'''

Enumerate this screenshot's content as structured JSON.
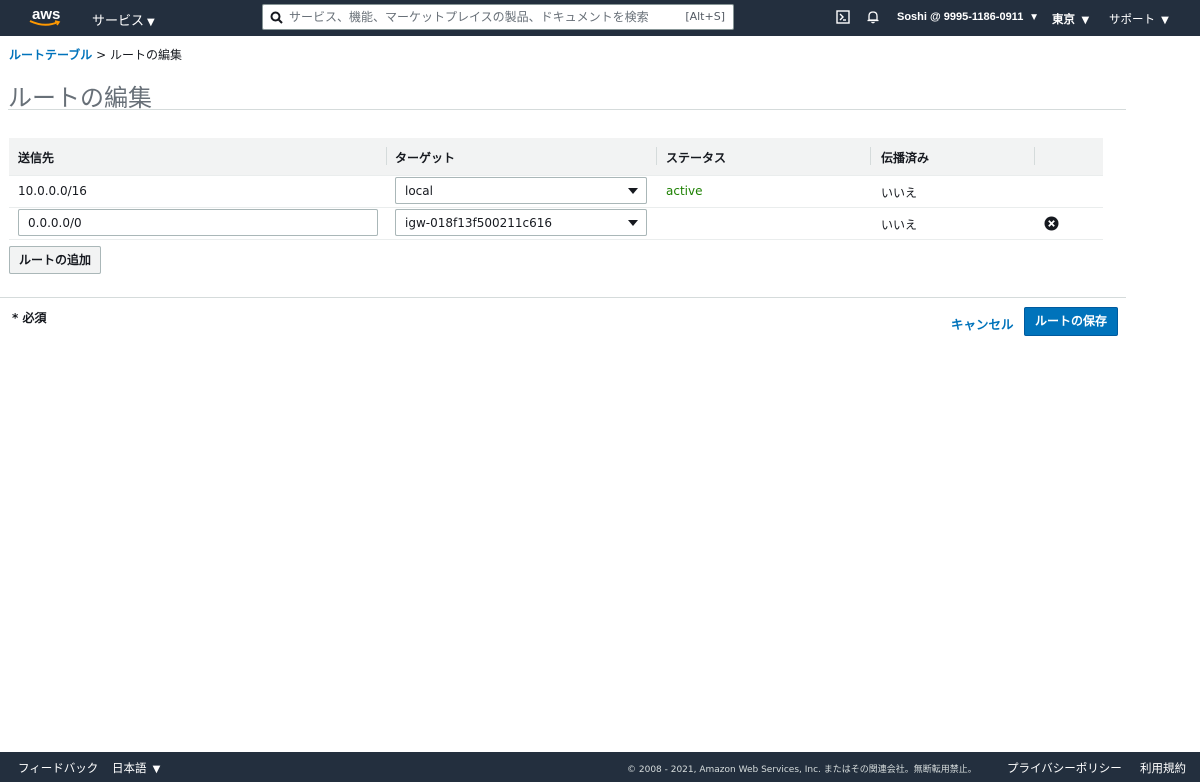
{
  "topnav": {
    "logo_text": "aws",
    "services_label": "サービス",
    "search_placeholder": "サービス、機能、マーケットプレイスの製品、ドキュメントを検索しま",
    "search_shortcut": "[Alt+S]",
    "account_label": "Soshi @ 9995-1186-0911",
    "region_label": "東京",
    "support_label": "サポート"
  },
  "breadcrumb": {
    "parent_label": "ルートテーブル",
    "separator": ">",
    "current_label": "ルートの編集"
  },
  "page_title": "ルートの編集",
  "table": {
    "columns": [
      "送信先",
      "ターゲット",
      "ステータス",
      "伝播済み"
    ],
    "rows": [
      {
        "destination": "10.0.0.0/16",
        "target": "local",
        "status": "active",
        "propagated": "いいえ"
      },
      {
        "destination": "0.0.0.0/0",
        "target": "igw-018f13f500211c616",
        "status": "",
        "propagated": "いいえ"
      }
    ]
  },
  "actions": {
    "add_route_label": "ルートの追加",
    "required_note": "* 必須",
    "cancel_label": "キャンセル",
    "save_label": "ルートの保存"
  },
  "footer": {
    "feedback_label": "フィードバック",
    "language_label": "日本語",
    "copyright": "© 2008 - 2021, Amazon Web Services, Inc. またはその関連会社。無断転用禁止。",
    "privacy_label": "プライバシーポリシー",
    "terms_label": "利用規約"
  },
  "colors": {
    "nav_bg": "#232f3e",
    "link": "#0073bb",
    "primary_button": "#0073bb",
    "status_active": "#1d8102",
    "logo_accent": "#ff9900"
  }
}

'''

=== Given exercise ===
From start to finish, output the listing exactly, but omit its pictures.

=== Full solution ===
Enumerate this screenshot's content as structured JSON.
{
  "topnav": {
    "logo_text": "aws",
    "services_label": "サービス",
    "search_placeholder": "サービス、機能、マーケットプレイスの製品、ドキュメントを検索しま",
    "search_shortcut": "[Alt+S]",
    "account_label": "Soshi @ 9995-1186-0911",
    "region_label": "東京",
    "support_label": "サポート"
  },
  "breadcrumb": {
    "parent_label": "ルートテーブル",
    "separator": ">",
    "current_label": "ルートの編集"
  },
  "page_title": "ルートの編集",
  "table": {
    "columns": [
      "送信先",
      "ターゲット",
      "ステータス",
      "伝播済み"
    ],
    "rows": [
      {
        "destination": "10.0.0.0/16",
        "target": "local",
        "status": "active",
        "propagated": "いいえ"
      },
      {
        "destination": "0.0.0.0/0",
        "target": "igw-018f13f500211c616",
        "status": "",
        "propagated": "いいえ"
      }
    ]
  },
  "actions": {
    "add_route_label": "ルートの追加",
    "required_note": "* 必須",
    "cancel_label": "キャンセル",
    "save_label": "ルートの保存"
  },
  "footer": {
    "feedback_label": "フィードバック",
    "language_label": "日本語",
    "copyright": "© 2008 - 2021, Amazon Web Services, Inc. またはその関連会社。無断転用禁止。",
    "privacy_label": "プライバシーポリシー",
    "terms_label": "利用規約"
  },
  "colors": {
    "nav_bg": "#232f3e",
    "link": "#0073bb",
    "primary_button": "#0073bb",
    "status_active": "#1d8102",
    "logo_accent": "#ff9900"
  }
}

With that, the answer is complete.